▸ **The data**:
## Start

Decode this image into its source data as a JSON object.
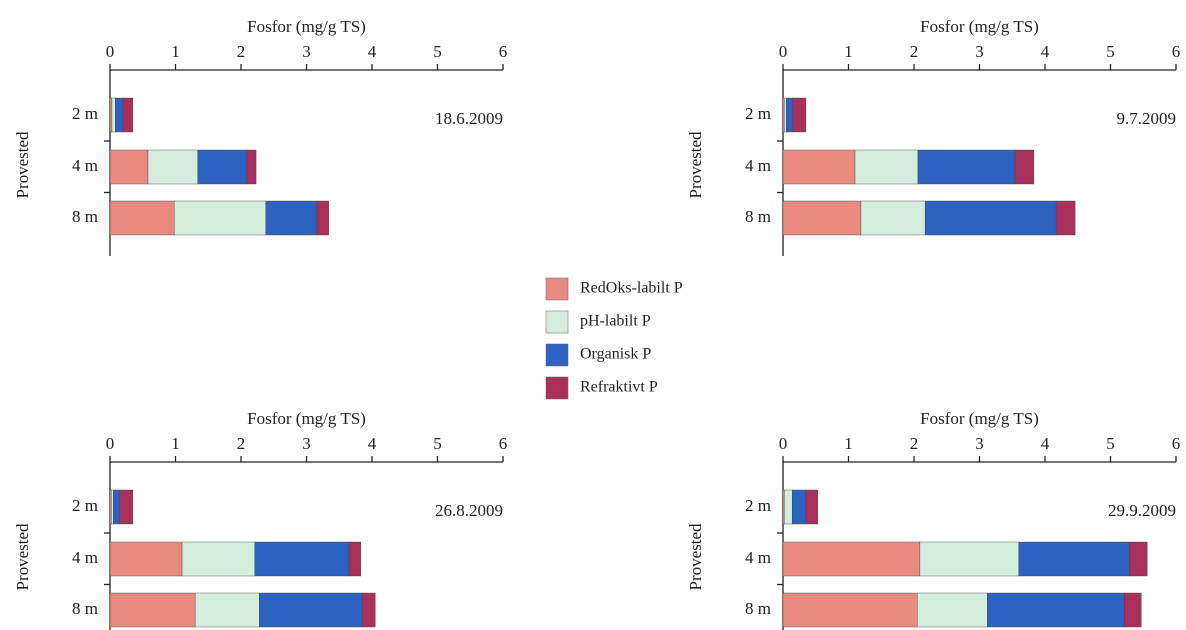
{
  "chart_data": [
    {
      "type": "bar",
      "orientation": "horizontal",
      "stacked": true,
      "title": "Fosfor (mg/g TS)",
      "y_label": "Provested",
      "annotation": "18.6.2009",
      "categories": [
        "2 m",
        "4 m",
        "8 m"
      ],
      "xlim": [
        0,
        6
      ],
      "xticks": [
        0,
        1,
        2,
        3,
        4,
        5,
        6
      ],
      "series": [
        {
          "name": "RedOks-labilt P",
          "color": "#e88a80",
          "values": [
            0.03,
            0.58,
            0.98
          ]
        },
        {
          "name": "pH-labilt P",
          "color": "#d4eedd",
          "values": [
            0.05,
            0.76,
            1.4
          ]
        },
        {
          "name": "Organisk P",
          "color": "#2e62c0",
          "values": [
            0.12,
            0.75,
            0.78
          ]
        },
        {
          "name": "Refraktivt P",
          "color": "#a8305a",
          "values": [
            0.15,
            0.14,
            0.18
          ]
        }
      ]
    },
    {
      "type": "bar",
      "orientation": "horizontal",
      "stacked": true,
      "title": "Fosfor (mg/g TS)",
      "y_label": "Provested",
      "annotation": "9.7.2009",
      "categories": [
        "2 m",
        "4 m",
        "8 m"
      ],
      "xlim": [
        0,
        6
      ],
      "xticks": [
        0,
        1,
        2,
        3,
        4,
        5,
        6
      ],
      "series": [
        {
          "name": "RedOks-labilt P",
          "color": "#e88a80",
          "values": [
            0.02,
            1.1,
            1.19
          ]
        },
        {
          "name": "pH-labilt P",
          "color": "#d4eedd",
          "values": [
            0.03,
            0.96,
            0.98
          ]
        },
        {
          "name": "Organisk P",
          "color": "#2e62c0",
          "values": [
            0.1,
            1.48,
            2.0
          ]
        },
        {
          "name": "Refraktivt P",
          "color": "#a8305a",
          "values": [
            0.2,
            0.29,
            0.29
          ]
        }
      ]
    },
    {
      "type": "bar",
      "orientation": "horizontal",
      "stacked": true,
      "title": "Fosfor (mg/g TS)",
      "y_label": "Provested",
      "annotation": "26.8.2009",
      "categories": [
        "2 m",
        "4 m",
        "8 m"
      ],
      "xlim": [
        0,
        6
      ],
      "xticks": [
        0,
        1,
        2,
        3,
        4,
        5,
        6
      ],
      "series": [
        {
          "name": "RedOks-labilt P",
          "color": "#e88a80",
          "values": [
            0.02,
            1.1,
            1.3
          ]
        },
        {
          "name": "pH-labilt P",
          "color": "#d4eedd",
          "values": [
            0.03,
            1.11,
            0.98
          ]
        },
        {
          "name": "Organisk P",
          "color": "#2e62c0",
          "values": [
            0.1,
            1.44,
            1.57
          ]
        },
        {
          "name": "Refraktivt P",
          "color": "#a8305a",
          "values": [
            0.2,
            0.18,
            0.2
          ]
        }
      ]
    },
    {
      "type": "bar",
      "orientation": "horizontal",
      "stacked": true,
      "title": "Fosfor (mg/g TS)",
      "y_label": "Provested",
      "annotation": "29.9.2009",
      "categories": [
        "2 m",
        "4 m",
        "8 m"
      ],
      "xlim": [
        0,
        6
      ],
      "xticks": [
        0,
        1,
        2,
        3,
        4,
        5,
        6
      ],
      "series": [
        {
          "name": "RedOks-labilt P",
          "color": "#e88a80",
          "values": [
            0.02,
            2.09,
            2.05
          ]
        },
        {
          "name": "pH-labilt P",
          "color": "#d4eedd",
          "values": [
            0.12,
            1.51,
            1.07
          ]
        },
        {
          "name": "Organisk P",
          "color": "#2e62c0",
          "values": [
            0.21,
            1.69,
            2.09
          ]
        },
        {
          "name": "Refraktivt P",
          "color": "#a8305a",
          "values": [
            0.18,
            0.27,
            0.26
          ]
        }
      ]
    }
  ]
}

## End

Omit the pictures. Transcribe every record exactly.

Decode this image into its source data as a JSON object.
{
  "chart_data": [
    {
      "type": "bar",
      "orientation": "horizontal",
      "stacked": true,
      "title": "Fosfor (mg/g TS)",
      "y_label": "Provested",
      "annotation": "18.6.2009",
      "categories": [
        "2 m",
        "4 m",
        "8 m"
      ],
      "xlim": [
        0,
        6
      ],
      "xticks": [
        0,
        1,
        2,
        3,
        4,
        5,
        6
      ],
      "series": [
        {
          "name": "RedOks-labilt P",
          "color": "#e88a80",
          "values": [
            0.03,
            0.58,
            0.98
          ]
        },
        {
          "name": "pH-labilt P",
          "color": "#d4eedd",
          "values": [
            0.05,
            0.76,
            1.4
          ]
        },
        {
          "name": "Organisk P",
          "color": "#2e62c0",
          "values": [
            0.12,
            0.75,
            0.78
          ]
        },
        {
          "name": "Refraktivt P",
          "color": "#a8305a",
          "values": [
            0.15,
            0.14,
            0.18
          ]
        }
      ]
    },
    {
      "type": "bar",
      "orientation": "horizontal",
      "stacked": true,
      "title": "Fosfor (mg/g TS)",
      "y_label": "Provested",
      "annotation": "9.7.2009",
      "categories": [
        "2 m",
        "4 m",
        "8 m"
      ],
      "xlim": [
        0,
        6
      ],
      "xticks": [
        0,
        1,
        2,
        3,
        4,
        5,
        6
      ],
      "series": [
        {
          "name": "RedOks-labilt P",
          "color": "#e88a80",
          "values": [
            0.02,
            1.1,
            1.19
          ]
        },
        {
          "name": "pH-labilt P",
          "color": "#d4eedd",
          "values": [
            0.03,
            0.96,
            0.98
          ]
        },
        {
          "name": "Organisk P",
          "color": "#2e62c0",
          "values": [
            0.1,
            1.48,
            2.0
          ]
        },
        {
          "name": "Refraktivt P",
          "color": "#a8305a",
          "values": [
            0.2,
            0.29,
            0.29
          ]
        }
      ]
    },
    {
      "type": "bar",
      "orientation": "horizontal",
      "stacked": true,
      "title": "Fosfor (mg/g TS)",
      "y_label": "Provested",
      "annotation": "26.8.2009",
      "categories": [
        "2 m",
        "4 m",
        "8 m"
      ],
      "xlim": [
        0,
        6
      ],
      "xticks": [
        0,
        1,
        2,
        3,
        4,
        5,
        6
      ],
      "series": [
        {
          "name": "RedOks-labilt P",
          "color": "#e88a80",
          "values": [
            0.02,
            1.1,
            1.3
          ]
        },
        {
          "name": "pH-labilt P",
          "color": "#d4eedd",
          "values": [
            0.03,
            1.11,
            0.98
          ]
        },
        {
          "name": "Organisk P",
          "color": "#2e62c0",
          "values": [
            0.1,
            1.44,
            1.57
          ]
        },
        {
          "name": "Refraktivt P",
          "color": "#a8305a",
          "values": [
            0.2,
            0.18,
            0.2
          ]
        }
      ]
    },
    {
      "type": "bar",
      "orientation": "horizontal",
      "stacked": true,
      "title": "Fosfor (mg/g TS)",
      "y_label": "Provested",
      "annotation": "29.9.2009",
      "categories": [
        "2 m",
        "4 m",
        "8 m"
      ],
      "xlim": [
        0,
        6
      ],
      "xticks": [
        0,
        1,
        2,
        3,
        4,
        5,
        6
      ],
      "series": [
        {
          "name": "RedOks-labilt P",
          "color": "#e88a80",
          "values": [
            0.02,
            2.09,
            2.05
          ]
        },
        {
          "name": "pH-labilt P",
          "color": "#d4eedd",
          "values": [
            0.12,
            1.51,
            1.07
          ]
        },
        {
          "name": "Organisk P",
          "color": "#2e62c0",
          "values": [
            0.21,
            1.69,
            2.09
          ]
        },
        {
          "name": "Refraktivt P",
          "color": "#a8305a",
          "values": [
            0.18,
            0.27,
            0.26
          ]
        }
      ]
    }
  ]
}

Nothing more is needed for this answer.